[start of Working data]

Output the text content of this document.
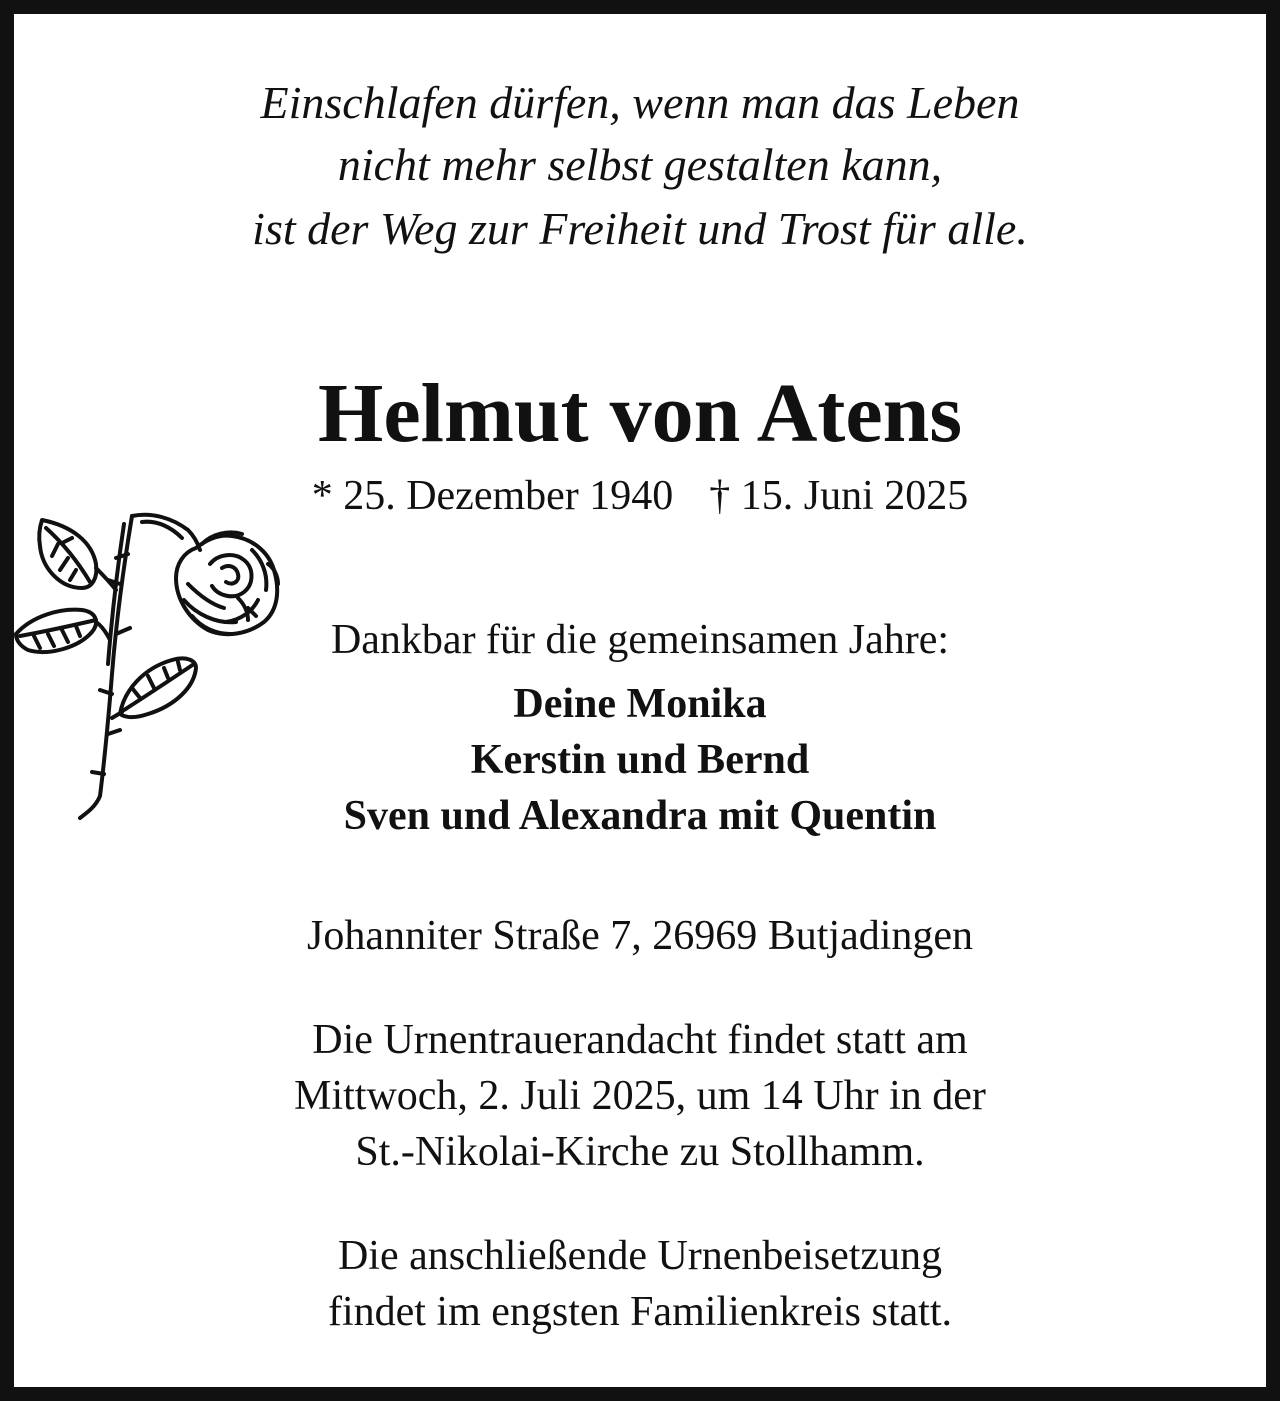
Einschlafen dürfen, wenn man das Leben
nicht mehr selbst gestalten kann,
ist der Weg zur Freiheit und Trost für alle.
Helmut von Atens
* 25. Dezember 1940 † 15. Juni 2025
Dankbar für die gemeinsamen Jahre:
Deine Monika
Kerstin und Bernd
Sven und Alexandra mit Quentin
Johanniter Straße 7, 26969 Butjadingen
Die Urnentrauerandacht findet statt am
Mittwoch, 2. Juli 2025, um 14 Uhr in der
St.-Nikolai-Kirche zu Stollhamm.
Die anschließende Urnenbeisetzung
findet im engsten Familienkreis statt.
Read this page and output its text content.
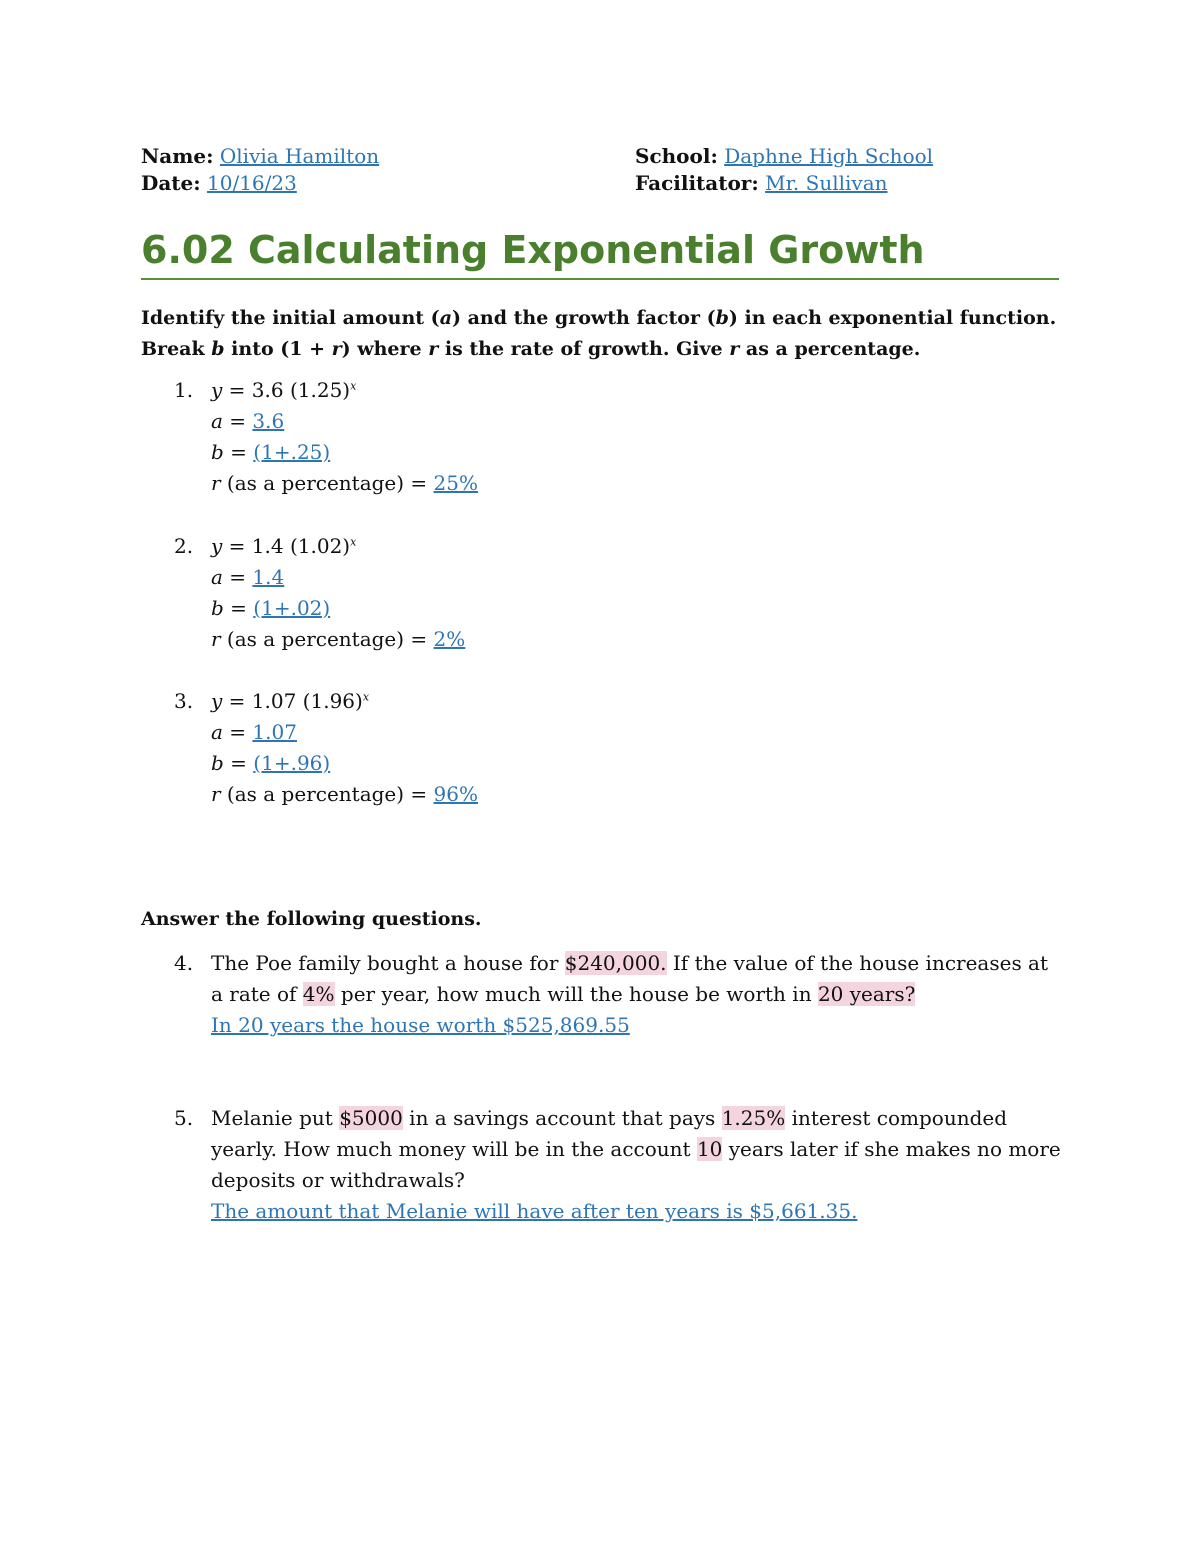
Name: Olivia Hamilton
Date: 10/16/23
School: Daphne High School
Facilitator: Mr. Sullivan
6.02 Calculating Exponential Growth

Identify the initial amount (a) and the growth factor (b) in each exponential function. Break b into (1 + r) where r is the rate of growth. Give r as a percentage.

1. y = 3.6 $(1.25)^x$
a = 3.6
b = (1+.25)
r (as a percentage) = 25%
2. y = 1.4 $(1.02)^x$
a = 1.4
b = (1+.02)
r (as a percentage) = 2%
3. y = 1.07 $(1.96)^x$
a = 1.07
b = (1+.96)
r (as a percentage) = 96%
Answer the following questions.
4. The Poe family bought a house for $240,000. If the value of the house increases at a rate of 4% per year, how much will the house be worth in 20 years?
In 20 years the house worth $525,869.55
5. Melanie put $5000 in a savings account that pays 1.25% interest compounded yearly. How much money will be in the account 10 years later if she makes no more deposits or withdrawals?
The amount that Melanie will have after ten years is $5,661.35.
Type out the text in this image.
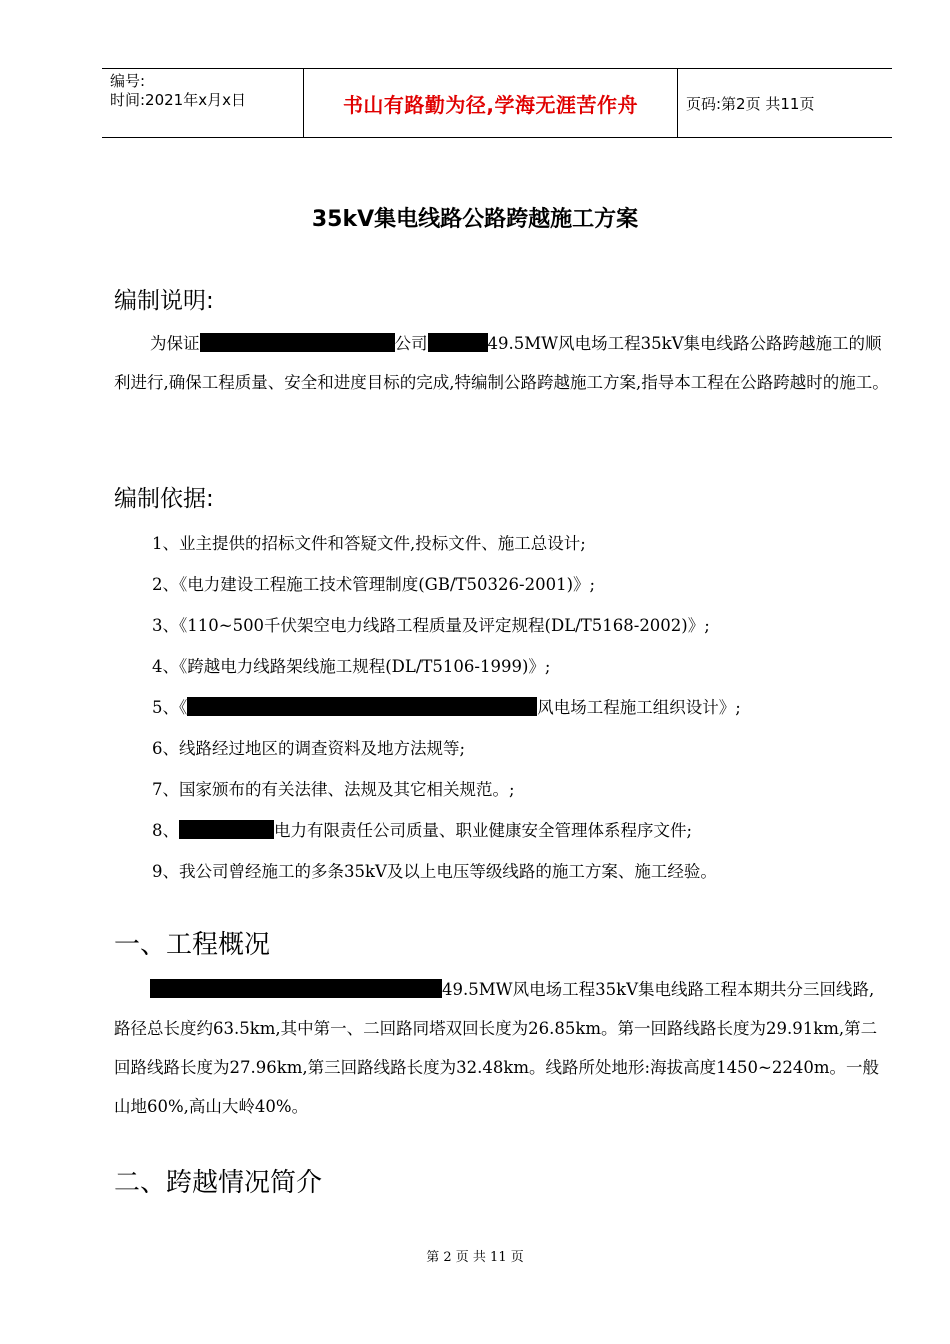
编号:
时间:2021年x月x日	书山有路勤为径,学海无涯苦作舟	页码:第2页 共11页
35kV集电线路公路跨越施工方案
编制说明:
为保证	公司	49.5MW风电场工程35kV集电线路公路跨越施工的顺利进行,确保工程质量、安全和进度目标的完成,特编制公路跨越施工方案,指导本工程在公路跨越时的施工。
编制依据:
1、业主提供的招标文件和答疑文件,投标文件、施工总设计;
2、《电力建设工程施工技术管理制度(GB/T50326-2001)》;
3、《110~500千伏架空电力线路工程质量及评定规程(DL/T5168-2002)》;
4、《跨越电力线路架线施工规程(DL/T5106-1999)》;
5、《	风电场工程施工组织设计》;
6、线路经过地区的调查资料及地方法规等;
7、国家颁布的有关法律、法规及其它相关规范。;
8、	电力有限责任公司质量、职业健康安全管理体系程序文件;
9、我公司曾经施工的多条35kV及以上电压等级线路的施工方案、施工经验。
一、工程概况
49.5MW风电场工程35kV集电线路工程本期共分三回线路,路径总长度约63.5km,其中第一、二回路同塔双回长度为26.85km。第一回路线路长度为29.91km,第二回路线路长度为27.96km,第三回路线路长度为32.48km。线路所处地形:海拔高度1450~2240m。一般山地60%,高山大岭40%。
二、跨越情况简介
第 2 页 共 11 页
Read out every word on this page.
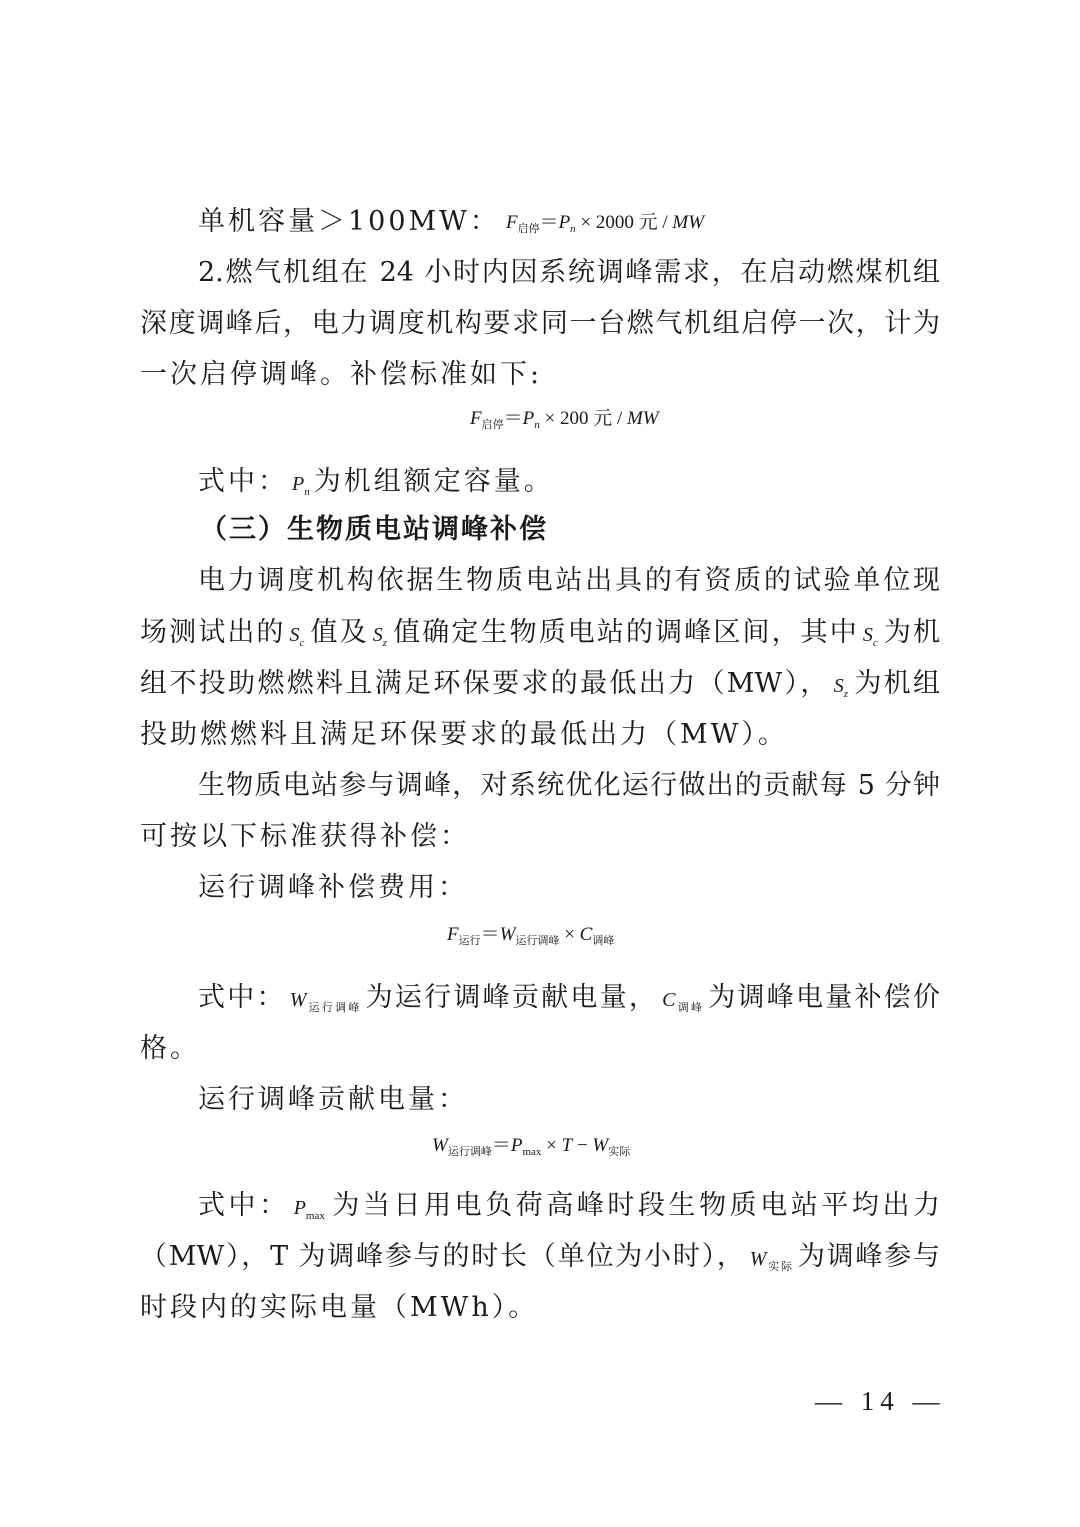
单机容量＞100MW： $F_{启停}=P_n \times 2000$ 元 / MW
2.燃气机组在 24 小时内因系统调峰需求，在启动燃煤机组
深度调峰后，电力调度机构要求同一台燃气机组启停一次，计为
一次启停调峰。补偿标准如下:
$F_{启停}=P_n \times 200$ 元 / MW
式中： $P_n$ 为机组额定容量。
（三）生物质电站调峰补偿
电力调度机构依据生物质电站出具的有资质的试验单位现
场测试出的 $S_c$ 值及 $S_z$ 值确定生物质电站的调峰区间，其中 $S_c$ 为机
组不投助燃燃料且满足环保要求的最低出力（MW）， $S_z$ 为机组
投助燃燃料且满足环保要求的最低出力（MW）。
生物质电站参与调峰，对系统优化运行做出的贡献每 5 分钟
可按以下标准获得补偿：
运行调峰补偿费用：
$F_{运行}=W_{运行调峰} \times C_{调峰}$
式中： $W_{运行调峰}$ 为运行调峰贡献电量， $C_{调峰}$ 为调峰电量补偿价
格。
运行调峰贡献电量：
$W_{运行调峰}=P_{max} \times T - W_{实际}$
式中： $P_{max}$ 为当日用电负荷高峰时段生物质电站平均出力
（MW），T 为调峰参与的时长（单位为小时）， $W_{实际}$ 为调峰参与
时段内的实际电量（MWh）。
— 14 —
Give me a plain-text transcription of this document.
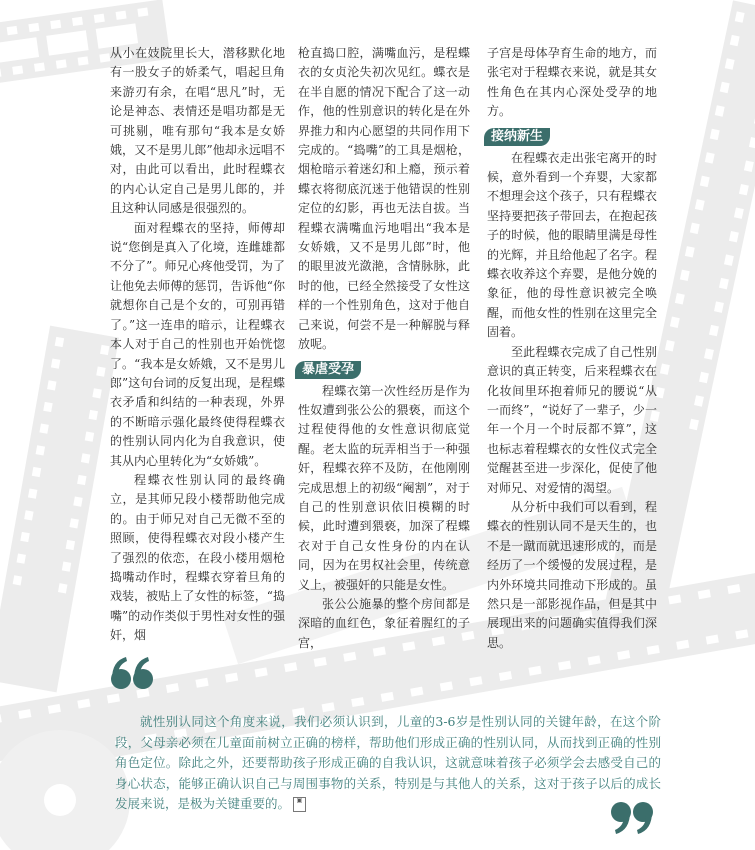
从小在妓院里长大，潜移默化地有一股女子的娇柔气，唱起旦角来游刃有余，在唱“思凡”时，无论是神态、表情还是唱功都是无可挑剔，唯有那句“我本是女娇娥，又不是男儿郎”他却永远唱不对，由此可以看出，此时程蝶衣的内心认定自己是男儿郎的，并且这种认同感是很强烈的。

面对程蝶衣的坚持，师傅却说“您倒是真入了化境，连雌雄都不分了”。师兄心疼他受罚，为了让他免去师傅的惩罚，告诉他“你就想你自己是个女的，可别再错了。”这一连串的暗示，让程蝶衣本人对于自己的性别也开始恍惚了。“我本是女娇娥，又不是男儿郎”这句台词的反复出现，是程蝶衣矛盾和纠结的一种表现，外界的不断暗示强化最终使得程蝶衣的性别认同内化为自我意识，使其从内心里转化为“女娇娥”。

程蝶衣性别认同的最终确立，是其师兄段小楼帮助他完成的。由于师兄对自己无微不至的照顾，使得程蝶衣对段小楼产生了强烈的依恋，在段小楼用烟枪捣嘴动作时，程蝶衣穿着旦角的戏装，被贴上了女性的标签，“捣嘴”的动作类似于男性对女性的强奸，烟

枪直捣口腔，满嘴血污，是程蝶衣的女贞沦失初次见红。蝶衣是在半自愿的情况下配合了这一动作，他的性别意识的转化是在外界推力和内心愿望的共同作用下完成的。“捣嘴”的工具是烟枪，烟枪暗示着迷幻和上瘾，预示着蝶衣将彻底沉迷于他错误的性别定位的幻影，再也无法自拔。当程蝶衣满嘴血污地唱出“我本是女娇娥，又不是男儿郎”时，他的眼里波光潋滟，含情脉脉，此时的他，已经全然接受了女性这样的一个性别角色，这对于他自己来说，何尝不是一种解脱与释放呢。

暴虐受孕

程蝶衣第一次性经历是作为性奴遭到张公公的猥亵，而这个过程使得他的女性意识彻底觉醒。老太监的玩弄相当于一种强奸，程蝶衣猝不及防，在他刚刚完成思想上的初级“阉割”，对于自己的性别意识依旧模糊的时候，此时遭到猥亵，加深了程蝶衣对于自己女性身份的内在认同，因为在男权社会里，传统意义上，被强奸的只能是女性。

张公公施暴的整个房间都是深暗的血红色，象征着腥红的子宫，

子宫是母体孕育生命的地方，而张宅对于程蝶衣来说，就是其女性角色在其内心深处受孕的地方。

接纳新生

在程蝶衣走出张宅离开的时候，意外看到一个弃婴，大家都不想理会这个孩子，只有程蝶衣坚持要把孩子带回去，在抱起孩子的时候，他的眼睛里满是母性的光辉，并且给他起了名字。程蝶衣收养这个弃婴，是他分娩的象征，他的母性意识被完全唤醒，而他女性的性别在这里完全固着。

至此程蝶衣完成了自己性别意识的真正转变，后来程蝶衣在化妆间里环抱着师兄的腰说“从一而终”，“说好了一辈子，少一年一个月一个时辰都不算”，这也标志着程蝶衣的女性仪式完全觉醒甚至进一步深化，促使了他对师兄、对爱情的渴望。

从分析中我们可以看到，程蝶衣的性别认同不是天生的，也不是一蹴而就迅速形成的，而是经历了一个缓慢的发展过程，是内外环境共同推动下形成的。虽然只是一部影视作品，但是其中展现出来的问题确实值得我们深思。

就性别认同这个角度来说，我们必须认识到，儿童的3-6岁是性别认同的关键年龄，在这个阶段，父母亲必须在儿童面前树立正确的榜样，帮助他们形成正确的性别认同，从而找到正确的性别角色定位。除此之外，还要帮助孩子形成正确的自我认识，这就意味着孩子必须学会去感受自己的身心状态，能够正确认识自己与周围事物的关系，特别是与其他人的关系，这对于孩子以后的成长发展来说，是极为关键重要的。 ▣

[end of Working data]

Request
Wherever "house" shows up in a line, copy that line.

Result
4. The Poe family bought a house for $240,000. If the value of the house increases at a rate of 4% per year, how much will the house be worth in 20 years?
In 20 years the house worth $525,869.55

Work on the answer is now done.